**Exercise aim**: Among the lines below, list those containing the string "иное".

**Dataset entries**:
## begin

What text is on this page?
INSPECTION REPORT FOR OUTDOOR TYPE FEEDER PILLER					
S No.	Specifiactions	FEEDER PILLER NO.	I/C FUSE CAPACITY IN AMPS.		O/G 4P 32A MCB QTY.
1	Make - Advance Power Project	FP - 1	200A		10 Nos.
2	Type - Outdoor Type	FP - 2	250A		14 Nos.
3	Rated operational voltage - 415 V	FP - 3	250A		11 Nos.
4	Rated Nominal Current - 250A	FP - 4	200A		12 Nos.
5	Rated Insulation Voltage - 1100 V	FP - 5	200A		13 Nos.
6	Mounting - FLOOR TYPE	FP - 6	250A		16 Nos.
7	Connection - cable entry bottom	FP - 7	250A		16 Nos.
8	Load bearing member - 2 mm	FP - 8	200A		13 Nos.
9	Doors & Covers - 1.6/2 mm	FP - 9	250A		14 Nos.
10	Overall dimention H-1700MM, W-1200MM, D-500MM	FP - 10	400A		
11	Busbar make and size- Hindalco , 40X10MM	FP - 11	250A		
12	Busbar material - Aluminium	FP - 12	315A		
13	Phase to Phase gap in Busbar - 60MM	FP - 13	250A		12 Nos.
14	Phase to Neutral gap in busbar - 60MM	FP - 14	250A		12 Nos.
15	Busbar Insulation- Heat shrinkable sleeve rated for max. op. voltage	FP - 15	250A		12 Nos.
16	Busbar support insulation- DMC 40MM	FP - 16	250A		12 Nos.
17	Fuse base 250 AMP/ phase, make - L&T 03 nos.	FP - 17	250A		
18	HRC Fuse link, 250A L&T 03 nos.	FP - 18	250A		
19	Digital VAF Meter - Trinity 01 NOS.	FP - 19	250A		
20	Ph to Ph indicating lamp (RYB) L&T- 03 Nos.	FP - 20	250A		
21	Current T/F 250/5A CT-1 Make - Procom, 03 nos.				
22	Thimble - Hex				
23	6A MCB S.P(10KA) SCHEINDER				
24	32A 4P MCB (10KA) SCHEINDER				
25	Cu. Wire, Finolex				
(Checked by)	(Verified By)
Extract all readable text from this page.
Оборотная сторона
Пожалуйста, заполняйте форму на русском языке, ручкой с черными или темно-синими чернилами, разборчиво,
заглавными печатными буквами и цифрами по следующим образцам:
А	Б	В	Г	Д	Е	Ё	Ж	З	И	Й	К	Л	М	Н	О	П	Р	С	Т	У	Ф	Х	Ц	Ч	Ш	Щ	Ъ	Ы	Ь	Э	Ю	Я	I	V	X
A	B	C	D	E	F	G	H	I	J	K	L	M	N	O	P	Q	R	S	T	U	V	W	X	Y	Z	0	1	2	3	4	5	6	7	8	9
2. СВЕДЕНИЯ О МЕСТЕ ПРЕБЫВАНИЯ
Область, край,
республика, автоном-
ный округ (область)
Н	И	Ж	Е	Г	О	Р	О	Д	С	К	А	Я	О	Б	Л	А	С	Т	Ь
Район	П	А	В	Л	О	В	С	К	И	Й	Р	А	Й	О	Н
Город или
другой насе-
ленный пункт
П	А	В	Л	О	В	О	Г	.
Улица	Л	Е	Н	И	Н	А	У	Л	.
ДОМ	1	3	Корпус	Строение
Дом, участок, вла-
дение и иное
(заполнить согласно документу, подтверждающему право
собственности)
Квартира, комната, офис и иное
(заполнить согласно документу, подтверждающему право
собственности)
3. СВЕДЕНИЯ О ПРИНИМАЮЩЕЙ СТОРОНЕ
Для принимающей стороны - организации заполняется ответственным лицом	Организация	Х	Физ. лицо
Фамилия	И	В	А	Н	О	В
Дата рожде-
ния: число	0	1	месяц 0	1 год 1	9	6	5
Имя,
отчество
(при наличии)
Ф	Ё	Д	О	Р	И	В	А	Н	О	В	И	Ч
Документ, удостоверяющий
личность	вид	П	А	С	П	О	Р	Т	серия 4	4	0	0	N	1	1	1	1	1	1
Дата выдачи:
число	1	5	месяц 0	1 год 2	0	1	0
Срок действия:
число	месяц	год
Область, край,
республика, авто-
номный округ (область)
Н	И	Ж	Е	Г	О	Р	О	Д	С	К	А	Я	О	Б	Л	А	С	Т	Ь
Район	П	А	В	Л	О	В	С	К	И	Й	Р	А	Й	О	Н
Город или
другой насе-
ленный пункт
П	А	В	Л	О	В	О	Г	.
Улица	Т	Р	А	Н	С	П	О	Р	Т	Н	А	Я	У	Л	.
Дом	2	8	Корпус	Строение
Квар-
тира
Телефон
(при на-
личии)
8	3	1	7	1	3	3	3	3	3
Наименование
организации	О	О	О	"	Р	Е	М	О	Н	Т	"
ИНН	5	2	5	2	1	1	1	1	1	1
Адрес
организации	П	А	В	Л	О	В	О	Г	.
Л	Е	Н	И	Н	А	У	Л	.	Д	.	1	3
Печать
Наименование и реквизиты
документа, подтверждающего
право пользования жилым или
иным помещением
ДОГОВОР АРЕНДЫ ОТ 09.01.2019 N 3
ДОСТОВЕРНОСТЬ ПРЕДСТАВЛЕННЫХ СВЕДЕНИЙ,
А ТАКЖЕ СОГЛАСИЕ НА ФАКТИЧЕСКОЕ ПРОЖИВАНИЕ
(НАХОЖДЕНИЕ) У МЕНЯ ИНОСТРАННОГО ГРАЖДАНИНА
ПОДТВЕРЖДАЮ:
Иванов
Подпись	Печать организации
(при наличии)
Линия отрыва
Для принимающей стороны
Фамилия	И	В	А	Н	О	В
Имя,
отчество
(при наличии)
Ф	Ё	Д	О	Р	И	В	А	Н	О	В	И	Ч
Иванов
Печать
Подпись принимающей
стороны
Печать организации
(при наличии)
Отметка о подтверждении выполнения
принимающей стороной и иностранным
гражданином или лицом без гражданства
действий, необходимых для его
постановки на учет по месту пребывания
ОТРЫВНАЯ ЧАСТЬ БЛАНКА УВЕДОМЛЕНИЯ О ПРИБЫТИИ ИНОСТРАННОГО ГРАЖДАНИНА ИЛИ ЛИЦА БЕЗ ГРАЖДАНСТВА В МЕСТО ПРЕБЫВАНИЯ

## end

**Task response**:
дение и иное
Квартира, комната, офис и иное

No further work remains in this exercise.